REQUIREMENT » Output all of the entries below precisely as written.

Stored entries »
══════════

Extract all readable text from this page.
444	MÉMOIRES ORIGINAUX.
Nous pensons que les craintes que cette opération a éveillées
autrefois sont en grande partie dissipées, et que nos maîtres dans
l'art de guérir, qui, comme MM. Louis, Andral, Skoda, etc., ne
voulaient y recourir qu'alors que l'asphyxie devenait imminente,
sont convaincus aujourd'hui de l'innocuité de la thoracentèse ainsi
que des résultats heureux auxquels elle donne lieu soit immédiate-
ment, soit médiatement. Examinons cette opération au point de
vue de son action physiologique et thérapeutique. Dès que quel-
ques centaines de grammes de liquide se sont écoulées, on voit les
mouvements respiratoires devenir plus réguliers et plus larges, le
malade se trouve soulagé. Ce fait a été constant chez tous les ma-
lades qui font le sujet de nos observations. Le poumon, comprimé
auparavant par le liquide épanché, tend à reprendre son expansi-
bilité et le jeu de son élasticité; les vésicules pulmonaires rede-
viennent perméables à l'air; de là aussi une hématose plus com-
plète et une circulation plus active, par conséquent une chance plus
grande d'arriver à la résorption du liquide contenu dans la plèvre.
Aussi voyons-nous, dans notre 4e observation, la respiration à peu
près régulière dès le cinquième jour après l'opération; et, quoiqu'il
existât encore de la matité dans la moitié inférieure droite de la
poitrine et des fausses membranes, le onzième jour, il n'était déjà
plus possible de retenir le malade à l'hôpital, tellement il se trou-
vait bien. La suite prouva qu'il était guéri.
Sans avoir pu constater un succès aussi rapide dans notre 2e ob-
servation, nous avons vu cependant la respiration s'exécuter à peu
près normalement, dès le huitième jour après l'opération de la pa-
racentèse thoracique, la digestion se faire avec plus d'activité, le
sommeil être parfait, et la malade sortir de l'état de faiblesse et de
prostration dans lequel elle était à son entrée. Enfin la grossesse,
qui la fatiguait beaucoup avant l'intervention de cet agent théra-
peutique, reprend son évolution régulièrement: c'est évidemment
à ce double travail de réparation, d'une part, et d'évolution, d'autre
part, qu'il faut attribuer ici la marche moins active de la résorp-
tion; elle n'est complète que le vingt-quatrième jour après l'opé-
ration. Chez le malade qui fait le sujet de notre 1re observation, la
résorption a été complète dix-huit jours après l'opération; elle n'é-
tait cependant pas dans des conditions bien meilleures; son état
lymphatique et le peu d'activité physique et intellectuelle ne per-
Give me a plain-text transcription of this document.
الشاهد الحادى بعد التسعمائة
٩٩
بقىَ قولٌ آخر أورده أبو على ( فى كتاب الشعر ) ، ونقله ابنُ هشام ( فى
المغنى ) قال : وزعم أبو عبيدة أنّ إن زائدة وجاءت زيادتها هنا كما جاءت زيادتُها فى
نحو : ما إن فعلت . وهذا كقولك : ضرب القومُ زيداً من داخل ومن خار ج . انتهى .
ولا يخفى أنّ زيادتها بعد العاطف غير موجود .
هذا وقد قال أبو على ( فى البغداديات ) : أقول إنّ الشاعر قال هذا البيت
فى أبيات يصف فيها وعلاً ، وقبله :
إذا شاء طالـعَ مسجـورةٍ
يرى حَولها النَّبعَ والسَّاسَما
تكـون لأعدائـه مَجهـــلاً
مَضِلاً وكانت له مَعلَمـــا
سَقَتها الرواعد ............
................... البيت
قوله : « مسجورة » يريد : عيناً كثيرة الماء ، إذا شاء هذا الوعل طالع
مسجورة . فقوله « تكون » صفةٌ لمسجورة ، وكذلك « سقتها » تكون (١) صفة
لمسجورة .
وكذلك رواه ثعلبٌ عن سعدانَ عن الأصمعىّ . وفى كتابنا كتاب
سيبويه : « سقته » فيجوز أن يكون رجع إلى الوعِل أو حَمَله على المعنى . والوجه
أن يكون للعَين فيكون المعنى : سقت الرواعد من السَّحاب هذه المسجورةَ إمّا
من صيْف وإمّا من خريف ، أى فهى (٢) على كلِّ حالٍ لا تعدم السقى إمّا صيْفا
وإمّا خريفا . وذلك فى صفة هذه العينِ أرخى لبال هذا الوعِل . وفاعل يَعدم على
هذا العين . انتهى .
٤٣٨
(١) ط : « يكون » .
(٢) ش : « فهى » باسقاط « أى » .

══════════

SOLVED EXERCISE »
Extract all readable text from this page.
444	MÉMOIRES ORIGINAUX.
Nous pensons que les craintes que cette opération a éveillées
autrefois sont en grande partie dissipées, et que nos maîtres dans
l'art de guérir, qui, comme MM. Louis, Andral, Skoda, etc., ne
voulaient y recourir qu'alors que l'asphyxie devenait imminente,
sont convaincus aujourd'hui de l'innocuité de la thoracentèse ainsi
que des résultats heureux auxquels elle donne lieu soit immédiate-
ment, soit médiatement. Examinons cette opération au point de
vue de son action physiologique et thérapeutique. Dès que quel-
ques centaines de grammes de liquide se sont écoulées, on voit les
mouvements respiratoires devenir plus réguliers et plus larges, le
malade se trouve soulagé. Ce fait a été constant chez tous les ma-
lades qui font le sujet de nos observations. Le poumon, comprimé
auparavant par le liquide épanché, tend à reprendre son expansi-
bilité et le jeu de son élasticité; les vésicules pulmonaires rede-
viennent perméables à l'air; de là aussi une hématose plus com-
plète et une circulation plus active, par conséquent une chance plus
grande d'arriver à la résorption du liquide contenu dans la plèvre.
Aussi voyons-nous, dans notre 4e observation, la respiration à peu
près régulière dès le cinquième jour après l'opération; et, quoiqu'il
existât encore de la matité dans la moitié inférieure droite de la
poitrine et des fausses membranes, le onzième jour, il n'était déjà
plus possible de retenir le malade à l'hôpital, tellement il se trou-
vait bien. La suite prouva qu'il était guéri.
Sans avoir pu constater un succès aussi rapide dans notre 2e ob-
servation, nous avons vu cependant la respiration s'exécuter à peu
près normalement, dès le huitième jour après l'opération de la pa-
racentèse thoracique, la digestion se faire avec plus d'activité, le
sommeil être parfait, et la malade sortir de l'état de faiblesse et de
prostration dans lequel elle était à son entrée. Enfin la grossesse,
qui la fatiguait beaucoup avant l'intervention de cet agent théra-
peutique, reprend son évolution régulièrement: c'est évidemment
à ce double travail de réparation, d'une part, et d'évolution, d'autre
part, qu'il faut attribuer ici la marche moins active de la résorp-
tion; elle n'est complète que le vingt-quatrième jour après l'opé-
ration. Chez le malade qui fait le sujet de notre 1re observation, la
résorption a été complète dix-huit jours après l'opération; elle n'é-
tait cependant pas dans des conditions bien meilleures; son état
lymphatique et le peu d'activité physique et intellectuelle ne per-
Give me a plain-text transcription of this document.
الشاهد الحادى بعد التسعمائة
٩٩
بقىَ قولٌ آخر أورده أبو على ( فى كتاب الشعر ) ، ونقله ابنُ هشام ( فى
المغنى ) قال : وزعم أبو عبيدة أنّ إن زائدة وجاءت زيادتها هنا كما جاءت زيادتُها فى
نحو : ما إن فعلت . وهذا كقولك : ضرب القومُ زيداً من داخل ومن خار ج . انتهى .
ولا يخفى أنّ زيادتها بعد العاطف غير موجود .
هذا وقد قال أبو على ( فى البغداديات ) : أقول إنّ الشاعر قال هذا البيت
فى أبيات يصف فيها وعلاً ، وقبله :
إذا شاء طالـعَ مسجـورةٍ
يرى حَولها النَّبعَ والسَّاسَما
تكـون لأعدائـه مَجهـــلاً
مَضِلاً وكانت له مَعلَمـــا
سَقَتها الرواعد ............
................... البيت
قوله : « مسجورة » يريد : عيناً كثيرة الماء ، إذا شاء هذا الوعل طالع
مسجورة . فقوله « تكون » صفةٌ لمسجورة ، وكذلك « سقتها » تكون (١) صفة
لمسجورة .
وكذلك رواه ثعلبٌ عن سعدانَ عن الأصمعىّ . وفى كتابنا كتاب
سيبويه : « سقته » فيجوز أن يكون رجع إلى الوعِل أو حَمَله على المعنى . والوجه
أن يكون للعَين فيكون المعنى : سقت الرواعد من السَّحاب هذه المسجورةَ إمّا
من صيْف وإمّا من خريف ، أى فهى (٢) على كلِّ حالٍ لا تعدم السقى إمّا صيْفا
وإمّا خريفا . وذلك فى صفة هذه العينِ أرخى لبال هذا الوعِل . وفاعل يَعدم على
هذا العين . انتهى .
٤٣٨
(١) ط : « يكون » .
(٢) ش : « فهى » باسقاط « أى » .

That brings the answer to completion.